◆ Required work: Begin at the row that has "675, 772, 1066]" and stop after the row that has "italic-run: Zehenders Klinische". Write those rows out again, switching "italic-run" to "italic-span" and keeping everything else the same.

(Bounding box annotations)
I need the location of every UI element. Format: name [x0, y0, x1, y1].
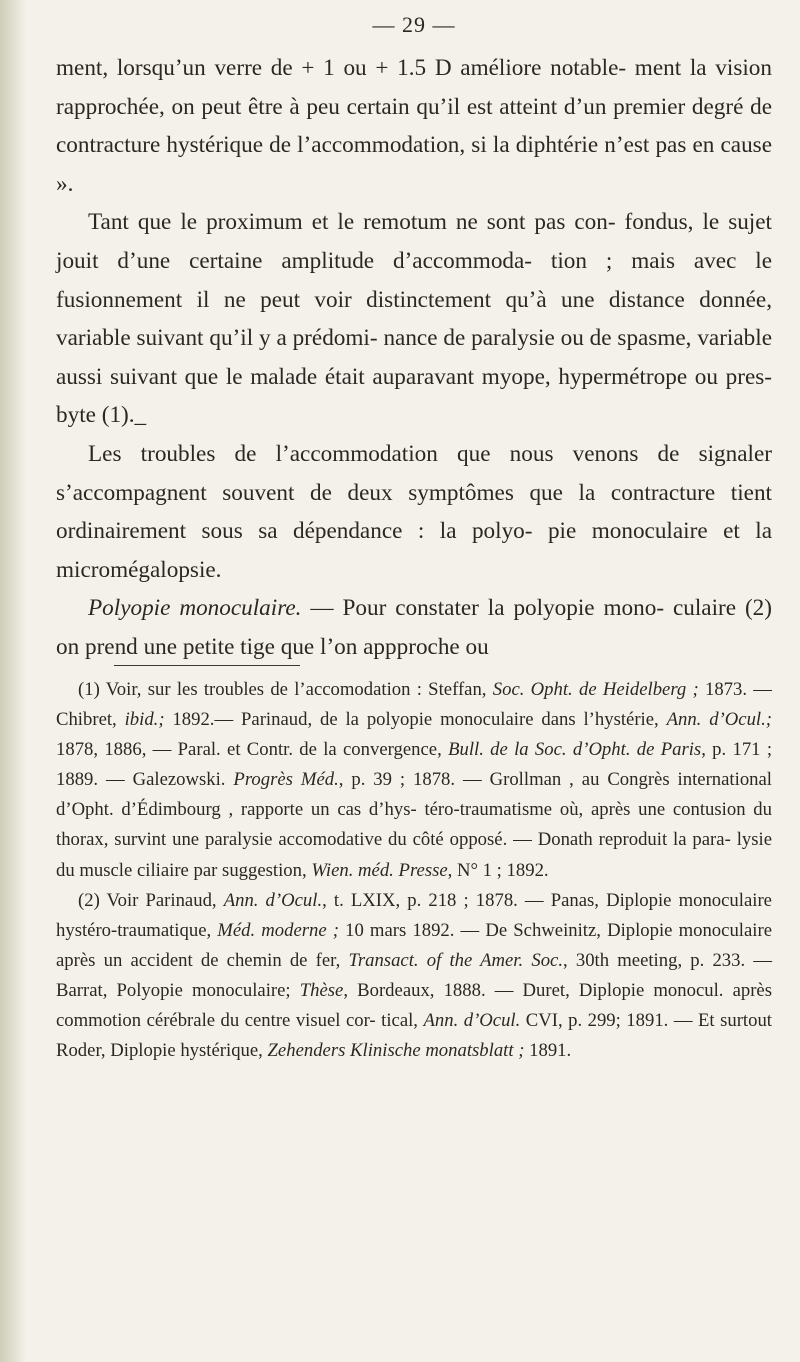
footnotes	[56, 675, 772, 1066]
paragraph	[56, 49, 772, 203]
italic-run: Progrès Méd.	[233, 769, 339, 791]
italic-run: Wien. méd. Presse	[311, 859, 448, 881]
footnote-separator	[114, 665, 300, 666]
text-run: , 30th meeting, p. 233. — Barrat, Polyopie monoculaire;	[56, 949, 773, 1001]
italic-run: Zehenders Klinische monatsblatt ;	[267, 1040, 525, 1062]
text-run: , p. 39 ; 1878. — Grollman , au Congrès international d’Opht. d’Édimbourg , rapporte un cas d’hys- téro-traumatisme où, après une contusion du thorax, survint une paralysie accomodative du côté opposé. — Donath reproduit la para- lysie du muscle ciliaire par suggestion,	[56, 769, 772, 881]
text-run: Tant que le proximum et le remotum ne sont pas con- fondus, le sujet jouit d’une certaine amplitude d’accommoda- tion ; mais avec le fusionnement il ne peut voir distinctement qu’à une distance donnée, variable suivant qu’il y a prédomi- nance de paralysie ou de spasme, variable aussi suivant que le malade était auparavant myope, hypermétrope ou pres- byte (1)._	[56, 209, 772, 429]
text-run: — Pour constater la polyopie mono- culaire (2) on prend une petite tige que l’on appproche ou	[56, 595, 772, 660]
text-run: 10 mars 1892. — De Schweinitz, Diplopie monoculaire après un accident de chemin de fer,	[56, 919, 772, 971]
italic-run: Thèse	[299, 979, 344, 1001]
text-run: 1891.	[524, 1040, 572, 1062]
paragraph	[56, 435, 772, 589]
text-run: ment, lorsqu’un verre de + 1 ou + 1.5 D améliore notable- ment la vision rapprochée, on peut être à peu certain qu’il est atteint d’un premier degré de contracture hystérique de l’accommodation, si la diphtérie n’est pas en cause ».	[56, 55, 772, 197]
text-run: 1873. —Chibret,	[56, 679, 772, 731]
italic-run: Ann. d’Ocul.	[423, 1010, 521, 1032]
paragraph	[56, 203, 772, 435]
text-run: (1) Voir, sur les troubles de l’accomodation : Steffan,	[78, 679, 493, 700]
paragraph	[56, 589, 772, 666]
text-run: , N° 1 ; 1892.	[447, 859, 549, 881]
italic-run: Soc. Opht. de Heidelberg ;	[492, 679, 699, 700]
footnote	[56, 675, 772, 886]
text-run: Les troubles de l’accommodation que nous venons de signaler s’accompagnent souvent de deux symptômes que la contracture tient ordinairement sous sa dépendance : la polyo- pie monoculaire et la micromégalopsie.	[56, 440, 772, 583]
main-text	[56, 49, 772, 667]
footnote	[56, 886, 772, 1067]
italic-run: Transact. of the Amer. Soc.	[348, 949, 564, 971]
italic-run: ibid.;	[124, 709, 165, 731]
italic-run: Ann. d’Ocul.;	[666, 709, 773, 731]
text-run: , Bordeaux, 1888. — Duret, Diplopie monocul. après commotion cérébrale du centre visuel cor- tical,	[56, 979, 772, 1032]
page-number: — 29 —	[372, 12, 456, 37]
page-gutter-shadow	[0, 0, 26, 1362]
text-run: , p. 171 ; 1889. — Galezowski.	[56, 739, 773, 791]
italic-run: Ann. d’Ocul.	[223, 889, 323, 911]
italic-run: Méd. moderne ;	[217, 919, 340, 941]
text-run: (2) Voir Parinaud,	[78, 889, 224, 911]
text-run: 1878, 1886, — Paral. et Contr. de la convergence,	[56, 739, 449, 761]
text-run: , t. LXIX, p. 218 ; 1878. — Panas, Diplopie monoculaire hystéro-traumatique,	[56, 889, 772, 941]
text-run: CVI, p. 299; 1891. — Et surtout Roder, Diplopie hystérique,	[56, 1010, 773, 1062]
text-run: 1892.— Parinaud, de la polyopie monoculaire dans l’hystérie,	[164, 709, 667, 731]
italic-run: Bull. de la Soc. d’Opht. de Paris	[448, 739, 702, 761]
italic-run: Polyopie monoculaire.	[88, 595, 302, 622]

◆ Output of the task:
footnotes	[56, 675, 772, 1066]
paragraph	[56, 49, 772, 203]
italic-span: Progrès Méd.	[233, 769, 339, 791]
italic-span: Wien. méd. Presse	[311, 859, 448, 881]
footnote-separator	[114, 665, 300, 666]
text-run: , 30th meeting, p. 233. — Barrat, Polyopie monoculaire;	[56, 949, 773, 1001]
italic-span: Zehenders Klinische monatsblatt ;	[267, 1040, 525, 1062]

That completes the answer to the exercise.